◆ Required work
Exclude the pictures, then copy all remaining records exactly.
'''
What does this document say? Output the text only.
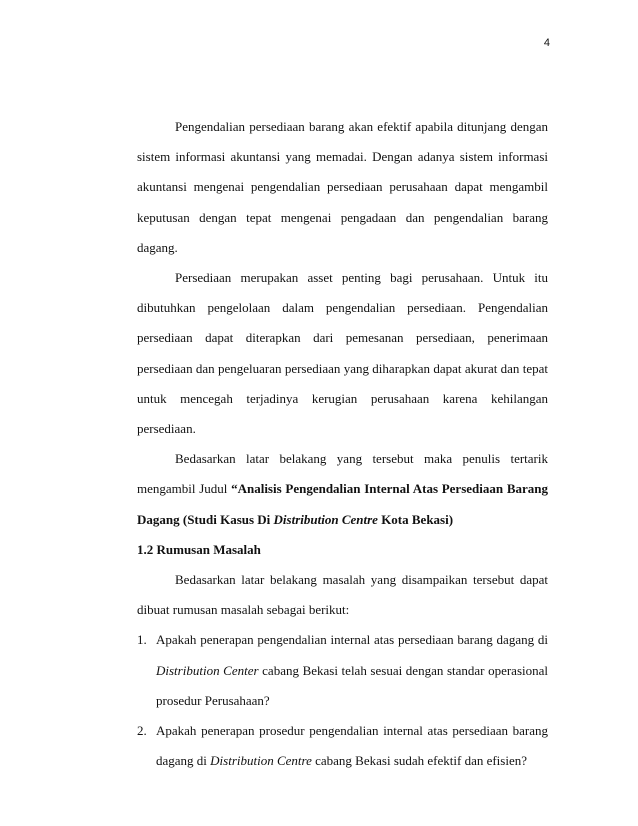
4

Pengendalian persediaan barang akan efektif apabila ditunjang dengan sistem informasi akuntansi yang memadai. Dengan adanya sistem informasi akuntansi mengenai pengendalian persediaan perusahaan dapat mengambil keputusan dengan tepat mengenai pengadaan dan pengendalian barang dagang.

Persediaan merupakan asset penting bagi perusahaan. Untuk itu dibutuhkan pengelolaan dalam pengendalian persediaan. Pengendalian persediaan dapat diterapkan dari pemesanan persediaan, penerimaan persediaan dan pengeluaran persediaan yang diharapkan dapat akurat dan tepat untuk mencegah terjadinya kerugian perusahaan karena kehilangan persediaan.

Bedasarkan latar belakang yang tersebut maka penulis tertarik mengambil Judul “Analisis Pengendalian Internal Atas Persediaan Barang Dagang (Studi Kasus Di Distribution Centre Kota Bekasi)

1.2 Rumusan Masalah

Bedasarkan latar belakang masalah yang disampaikan tersebut dapat dibuat rumusan masalah sebagai berikut:

1. Apakah penerapan pengendalian internal atas persediaan barang dagang di Distribution Center cabang Bekasi telah sesuai dengan standar operasional prosedur Perusahaan?
2. Apakah penerapan prosedur pengendalian internal atas persediaan barang dagang di Distribution Centre cabang Bekasi sudah efektif dan efisien?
'''
◆ Worked solution
What does this document say? Output the text only.
4

Pengendalian persediaan barang akan efektif apabila ditunjang dengan sistem informasi akuntansi yang memadai. Dengan adanya sistem informasi akuntansi mengenai pengendalian persediaan perusahaan dapat mengambil keputusan dengan tepat mengenai pengadaan dan pengendalian barang dagang.

Persediaan merupakan asset penting bagi perusahaan. Untuk itu dibutuhkan pengelolaan dalam pengendalian persediaan. Pengendalian persediaan dapat diterapkan dari pemesanan persediaan, penerimaan persediaan dan pengeluaran persediaan yang diharapkan dapat akurat dan tepat untuk mencegah terjadinya kerugian perusahaan karena kehilangan persediaan.

Bedasarkan latar belakang yang tersebut maka penulis tertarik mengambil Judul “Analisis Pengendalian Internal Atas Persediaan Barang Dagang (Studi Kasus Di Distribution Centre Kota Bekasi)

1.2 Rumusan Masalah

Bedasarkan latar belakang masalah yang disampaikan tersebut dapat dibuat rumusan masalah sebagai berikut:

1. Apakah penerapan pengendalian internal atas persediaan barang dagang di Distribution Center cabang Bekasi telah sesuai dengan standar operasional prosedur Perusahaan?
2. Apakah penerapan prosedur pengendalian internal atas persediaan barang dagang di Distribution Centre cabang Bekasi sudah efektif dan efisien?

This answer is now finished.